### Objective
Please output every line of the material as it stands, without the pictures.

### Saved data entries
________________________

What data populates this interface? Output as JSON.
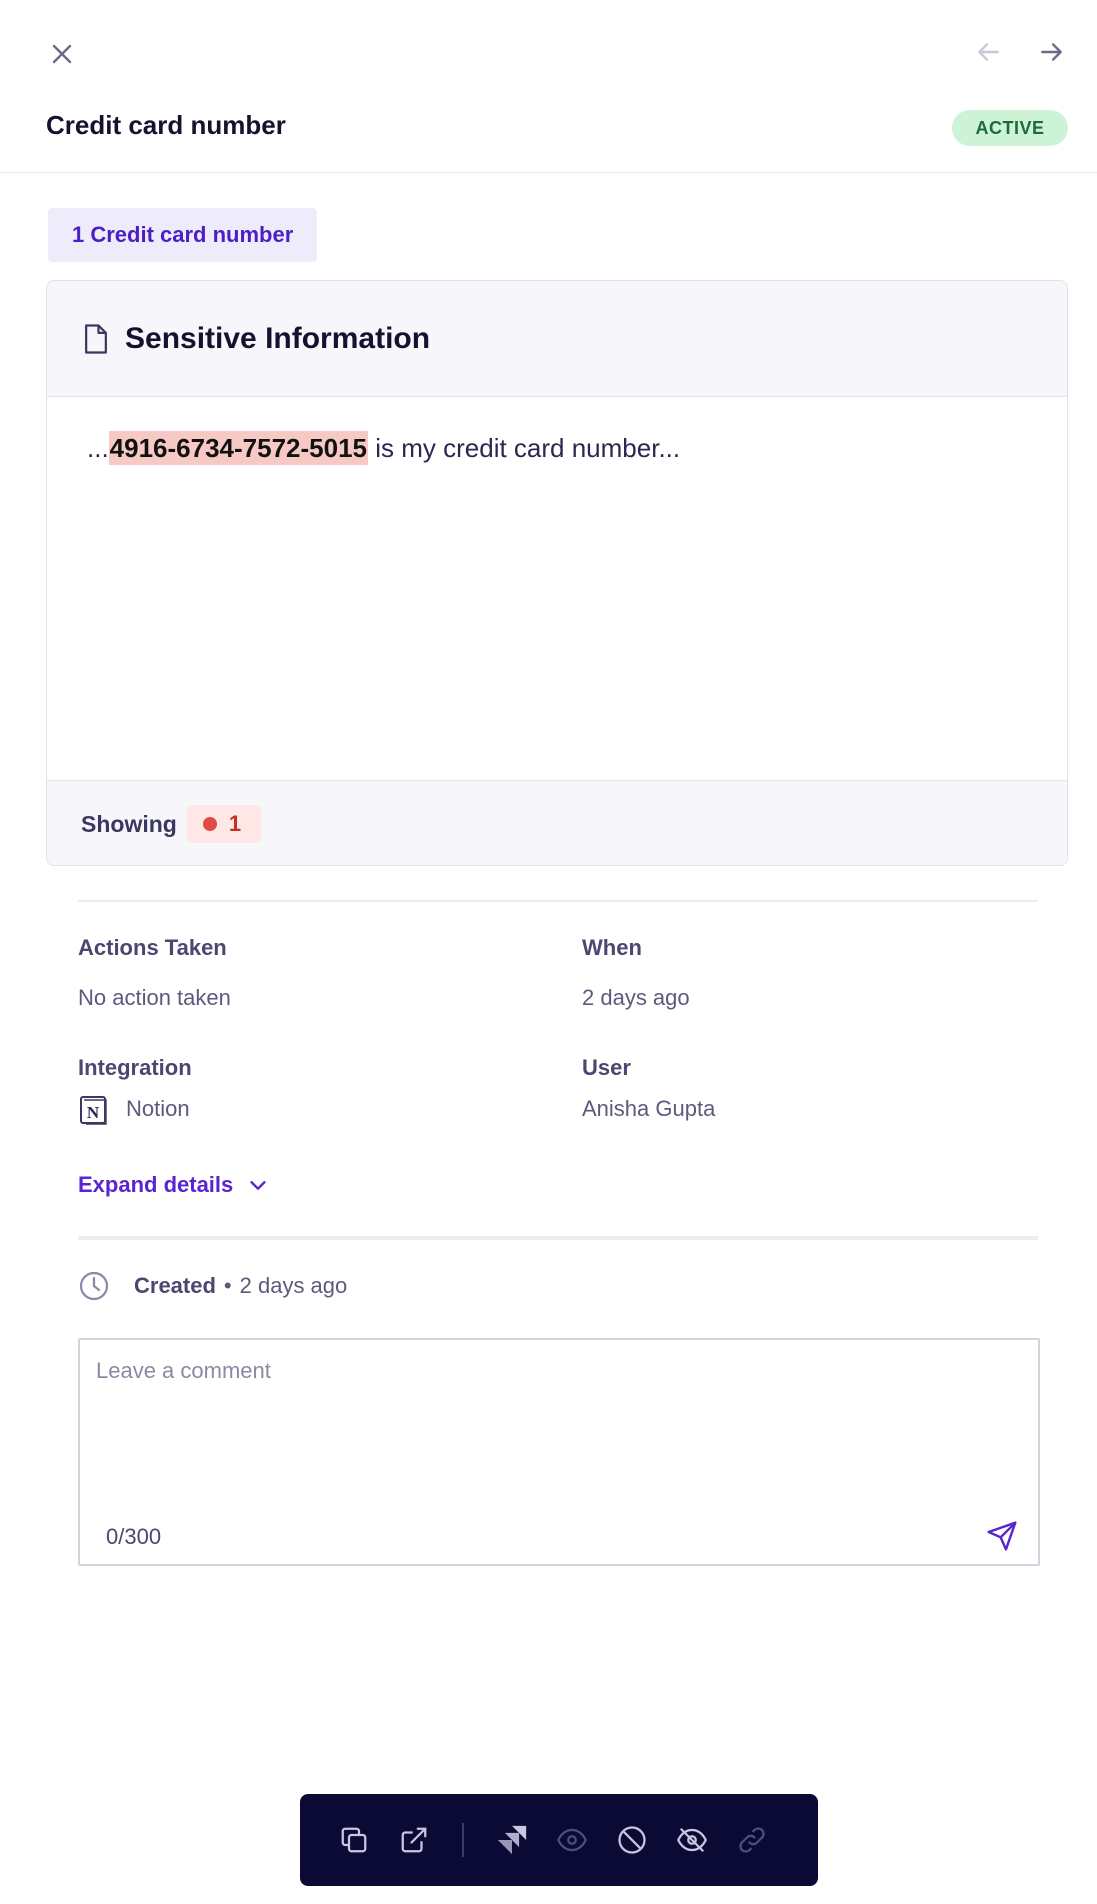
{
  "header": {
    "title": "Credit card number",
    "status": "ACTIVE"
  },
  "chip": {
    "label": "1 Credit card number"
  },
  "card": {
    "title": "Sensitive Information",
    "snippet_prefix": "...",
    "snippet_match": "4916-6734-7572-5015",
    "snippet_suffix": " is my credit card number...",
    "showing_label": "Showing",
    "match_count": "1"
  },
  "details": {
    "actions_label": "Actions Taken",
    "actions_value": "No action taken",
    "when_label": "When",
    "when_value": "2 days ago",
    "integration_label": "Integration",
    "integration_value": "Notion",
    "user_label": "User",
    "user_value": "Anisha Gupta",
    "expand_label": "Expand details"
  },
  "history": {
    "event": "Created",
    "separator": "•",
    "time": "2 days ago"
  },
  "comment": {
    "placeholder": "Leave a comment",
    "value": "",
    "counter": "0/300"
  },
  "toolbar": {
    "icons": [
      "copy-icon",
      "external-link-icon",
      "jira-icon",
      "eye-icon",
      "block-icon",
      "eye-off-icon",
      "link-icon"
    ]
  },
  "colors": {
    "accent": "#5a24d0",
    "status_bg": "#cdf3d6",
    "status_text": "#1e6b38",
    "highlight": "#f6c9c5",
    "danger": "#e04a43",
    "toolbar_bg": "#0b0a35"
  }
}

________________________

### Written response
What data populates this interface? Output as JSON.
{
  "header": {
    "title": "Credit card number",
    "status": "ACTIVE"
  },
  "chip": {
    "label": "1 Credit card number"
  },
  "card": {
    "title": "Sensitive Information",
    "snippet_prefix": "...",
    "snippet_match": "4916-6734-7572-5015",
    "snippet_suffix": " is my credit card number...",
    "showing_label": "Showing",
    "match_count": "1"
  },
  "details": {
    "actions_label": "Actions Taken",
    "actions_value": "No action taken",
    "when_label": "When",
    "when_value": "2 days ago",
    "integration_label": "Integration",
    "integration_value": "Notion",
    "user_label": "User",
    "user_value": "Anisha Gupta",
    "expand_label": "Expand details"
  },
  "history": {
    "event": "Created",
    "separator": "•",
    "time": "2 days ago"
  },
  "comment": {
    "placeholder": "Leave a comment",
    "value": "",
    "counter": "0/300"
  },
  "toolbar": {
    "icons": [
      "copy-icon",
      "external-link-icon",
      "jira-icon",
      "eye-icon",
      "block-icon",
      "eye-off-icon",
      "link-icon"
    ]
  },
  "colors": {
    "accent": "#5a24d0",
    "status_bg": "#cdf3d6",
    "status_text": "#1e6b38",
    "highlight": "#f6c9c5",
    "danger": "#e04a43",
    "toolbar_bg": "#0b0a35"
  }
}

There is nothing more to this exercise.